→ DATASET ROWS:
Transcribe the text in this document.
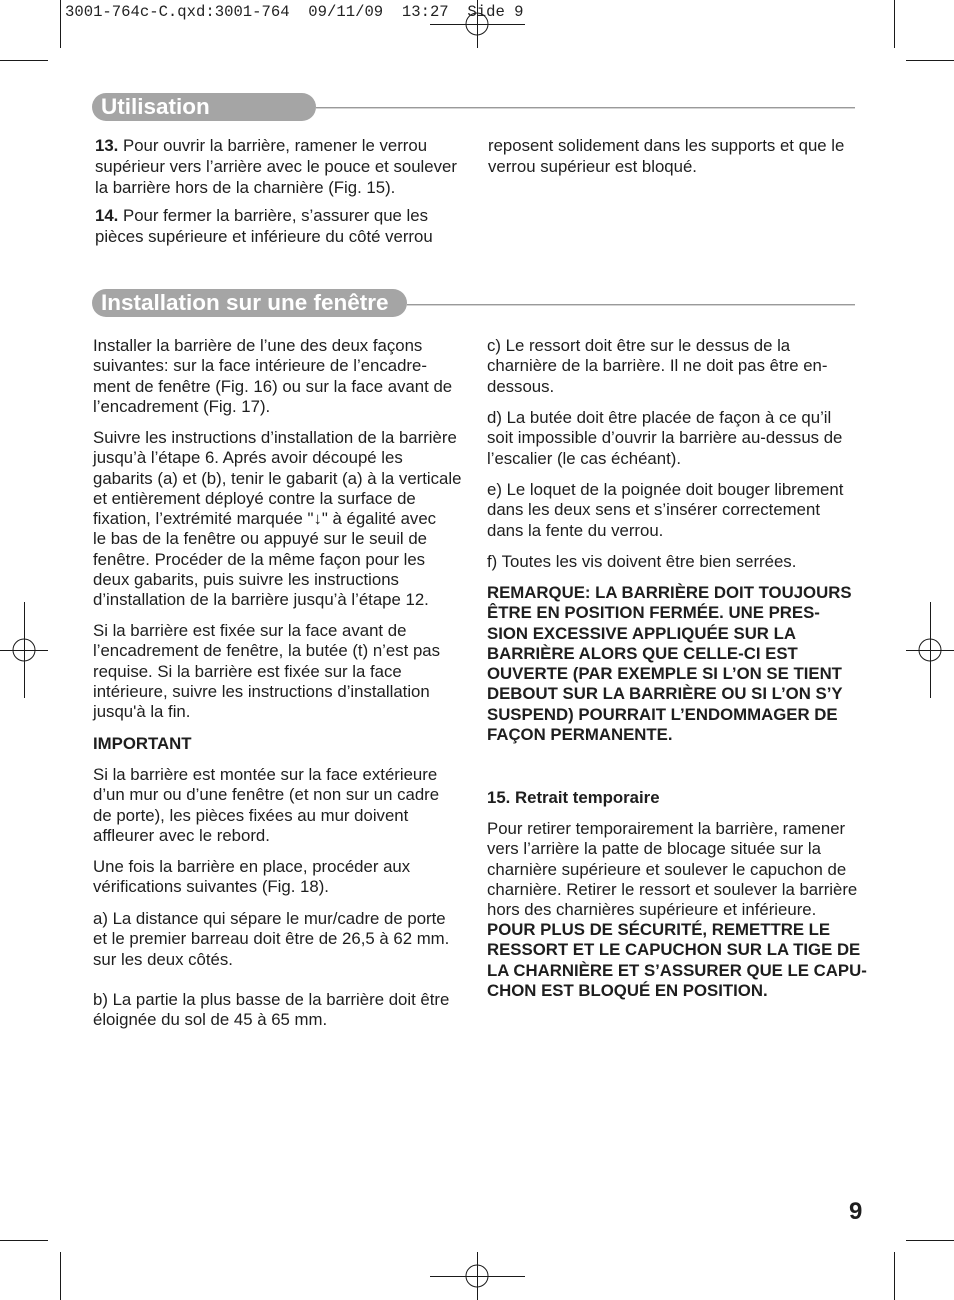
3001-764c-C.qxd:3001-764  09/11/09  13:27  Side 9
Utilisation
13. Pour ouvrir la barrière, ramener le verrou
supérieur vers l’arrière avec le pouce et soulever
la barrière hors de la charnière (Fig. 15).
14. Pour fermer la barrière, s’assurer que les
pièces supérieure et inférieure du côté verrou
reposent solidement dans les supports et que le
verrou supérieur est bloqué.
Installation sur une fenêtre
Installer la barrière de l’une des deux façons
suivantes: sur la face intérieure de l’encadre-
ment de fenêtre (Fig. 16) ou sur la face avant de
l’encadrement (Fig. 17).
Suivre les instructions d’installation de la barrière
jusqu’à l’étape 6. Aprés avoir découpé les
gabarits (a) et (b), tenir le gabarit (a) à la verticale
et entièrement déployé contre la surface de
fixation, l’extrémité marquée "↓" à égalité avec
le bas de la fenêtre ou appuyé sur le seuil de
fenêtre. Procéder de la même façon pour les
deux gabarits, puis suivre les instructions
d’installation de la barrière jusqu’à l’étape 12.
Si la barrière est fixée sur la face avant de
l’encadrement de fenêtre, la butée (t) n’est pas
requise. Si la barrière est fixée sur la face
intérieure, suivre les instructions d’installation
jusqu'à la fin.
IMPORTANT
Si la barrière est montée sur la face extérieure
d’un mur ou d’une fenêtre (et non sur un cadre
de porte), les pièces fixées au mur doivent
affleurer avec le rebord.
Une fois la barrière en place, procéder aux
vérifications suivantes (Fig. 18).
a) La distance qui sépare le mur/cadre de porte
et le premier barreau doit être de 26,5 à 62 mm.
sur les deux côtés.
b) La partie la plus basse de la barrière doit être
éloignée du sol de 45 à 65 mm.
c) Le ressort doit être sur le dessus de la
charnière de la barrière. Il ne doit pas être en-
dessous.
d) La butée doit être placée de façon à ce qu’il
soit impossible d’ouvrir la barrière au-dessus de
l’escalier (le cas échéant).
e) Le loquet de la poignée doit bouger librement
dans les deux sens et s’insérer correctement
dans la fente du verrou.
f) Toutes les vis doivent être bien serrées.
REMARQUE: LA BARRIÈRE DOIT TOUJOURS
ÊTRE EN POSITION FERMÉE. UNE PRES-
SION EXCESSIVE APPLIQUÉE SUR LA
BARRIÈRE ALORS QUE CELLE-CI EST
OUVERTE (PAR EXEMPLE SI L’ON SE TIENT
DEBOUT SUR LA BARRIÈRE OU SI L’ON S’Y
SUSPEND) POURRAIT L’ENDOMMAGER DE
FAÇON PERMANENTE.
15. Retrait temporaire
Pour retirer temporairement la barrière, ramener
vers l’arrière la patte de blocage située sur la
charnière supérieure et soulever le capuchon de
charnière. Retirer le ressort et soulever la barrière
hors des charnières supérieure et inférieure.
POUR PLUS DE SÉCURITÉ, REMETTRE LE
RESSORT ET LE CAPUCHON SUR LA TIGE DE
LA CHARNIÈRE ET S’ASSURER QUE LE CAPU-
CHON EST BLOQUÉ EN POSITION.
9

→ GIVEN PROBLEM: Pull out every line holding "avec" from the records above, and copy it.

→ FINAL RESULT:
supérieur vers l’arrière avec le pouce et soulever
fixation, l’extrémité marquée "↓" à égalité avec
affleurer avec le rebord.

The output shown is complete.